[EXTRACTED INFORMATION]:
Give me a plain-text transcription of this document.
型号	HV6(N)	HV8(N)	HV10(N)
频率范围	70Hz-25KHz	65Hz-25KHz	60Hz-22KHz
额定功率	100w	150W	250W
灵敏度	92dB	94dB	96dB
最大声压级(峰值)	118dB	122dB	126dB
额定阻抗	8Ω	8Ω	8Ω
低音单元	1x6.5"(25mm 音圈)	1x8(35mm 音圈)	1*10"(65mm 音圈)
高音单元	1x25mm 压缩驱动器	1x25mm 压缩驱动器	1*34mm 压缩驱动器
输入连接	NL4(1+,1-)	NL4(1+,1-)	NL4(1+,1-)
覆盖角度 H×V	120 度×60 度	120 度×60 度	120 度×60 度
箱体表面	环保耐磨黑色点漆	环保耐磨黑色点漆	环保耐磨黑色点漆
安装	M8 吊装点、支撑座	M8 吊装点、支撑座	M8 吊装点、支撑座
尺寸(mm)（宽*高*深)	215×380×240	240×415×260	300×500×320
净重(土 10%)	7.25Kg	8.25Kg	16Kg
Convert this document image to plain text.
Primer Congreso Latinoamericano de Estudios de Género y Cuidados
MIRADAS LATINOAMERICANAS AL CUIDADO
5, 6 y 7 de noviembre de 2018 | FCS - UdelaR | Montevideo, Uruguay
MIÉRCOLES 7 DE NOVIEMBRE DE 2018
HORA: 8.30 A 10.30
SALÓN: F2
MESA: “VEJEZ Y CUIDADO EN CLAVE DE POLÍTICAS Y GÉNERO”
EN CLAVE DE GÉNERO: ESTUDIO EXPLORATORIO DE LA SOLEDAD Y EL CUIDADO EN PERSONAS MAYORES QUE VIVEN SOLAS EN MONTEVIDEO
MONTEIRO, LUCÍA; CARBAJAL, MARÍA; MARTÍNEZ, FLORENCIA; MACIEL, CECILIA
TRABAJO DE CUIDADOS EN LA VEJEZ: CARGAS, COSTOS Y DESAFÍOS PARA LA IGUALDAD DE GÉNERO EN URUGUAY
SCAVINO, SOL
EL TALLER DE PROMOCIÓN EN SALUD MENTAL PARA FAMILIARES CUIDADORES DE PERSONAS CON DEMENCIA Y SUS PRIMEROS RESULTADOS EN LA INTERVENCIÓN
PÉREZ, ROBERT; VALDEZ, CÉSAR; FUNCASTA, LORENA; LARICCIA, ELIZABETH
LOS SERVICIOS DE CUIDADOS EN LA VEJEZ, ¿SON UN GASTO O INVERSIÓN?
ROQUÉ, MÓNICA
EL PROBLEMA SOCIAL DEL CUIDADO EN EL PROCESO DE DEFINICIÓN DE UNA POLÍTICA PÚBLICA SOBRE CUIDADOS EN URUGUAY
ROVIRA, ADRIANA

[GOAL]: Restate the whole of the material exactly.

[TASK RESPONSE]:
Give me a plain-text transcription of this document.
型号	HV6(N)	HV8(N)	HV10(N)
频率范围	70Hz-25KHz	65Hz-25KHz	60Hz-22KHz
额定功率	100w	150W	250W
灵敏度	92dB	94dB	96dB
最大声压级(峰值)	118dB	122dB	126dB
额定阻抗	8Ω	8Ω	8Ω
低音单元	1x6.5"(25mm 音圈)	1x8(35mm 音圈)	1*10"(65mm 音圈)
高音单元	1x25mm 压缩驱动器	1x25mm 压缩驱动器	1*34mm 压缩驱动器
输入连接	NL4(1+,1-)	NL4(1+,1-)	NL4(1+,1-)
覆盖角度 H×V	120 度×60 度	120 度×60 度	120 度×60 度
箱体表面	环保耐磨黑色点漆	环保耐磨黑色点漆	环保耐磨黑色点漆
安装	M8 吊装点、支撑座	M8 吊装点、支撑座	M8 吊装点、支撑座
尺寸(mm)（宽*高*深)	215×380×240	240×415×260	300×500×320
净重(土 10%)	7.25Kg	8.25Kg	16Kg
Convert this document image to plain text.
Primer Congreso Latinoamericano de Estudios de Género y Cuidados
MIRADAS LATINOAMERICANAS AL CUIDADO
5, 6 y 7 de noviembre de 2018 | FCS - UdelaR | Montevideo, Uruguay
MIÉRCOLES 7 DE NOVIEMBRE DE 2018
HORA: 8.30 A 10.30
SALÓN: F2
MESA: “VEJEZ Y CUIDADO EN CLAVE DE POLÍTICAS Y GÉNERO”
EN CLAVE DE GÉNERO: ESTUDIO EXPLORATORIO DE LA SOLEDAD Y EL CUIDADO EN PERSONAS MAYORES QUE VIVEN SOLAS EN MONTEVIDEO
MONTEIRO, LUCÍA; CARBAJAL, MARÍA; MARTÍNEZ, FLORENCIA; MACIEL, CECILIA
TRABAJO DE CUIDADOS EN LA VEJEZ: CARGAS, COSTOS Y DESAFÍOS PARA LA IGUALDAD DE GÉNERO EN URUGUAY
SCAVINO, SOL
EL TALLER DE PROMOCIÓN EN SALUD MENTAL PARA FAMILIARES CUIDADORES DE PERSONAS CON DEMENCIA Y SUS PRIMEROS RESULTADOS EN LA INTERVENCIÓN
PÉREZ, ROBERT; VALDEZ, CÉSAR; FUNCASTA, LORENA; LARICCIA, ELIZABETH
LOS SERVICIOS DE CUIDADOS EN LA VEJEZ, ¿SON UN GASTO O INVERSIÓN?
ROQUÉ, MÓNICA
EL PROBLEMA SOCIAL DEL CUIDADO EN EL PROCESO DE DEFINICIÓN DE UNA POLÍTICA PÚBLICA SOBRE CUIDADOS EN URUGUAY
ROVIRA, ADRIANA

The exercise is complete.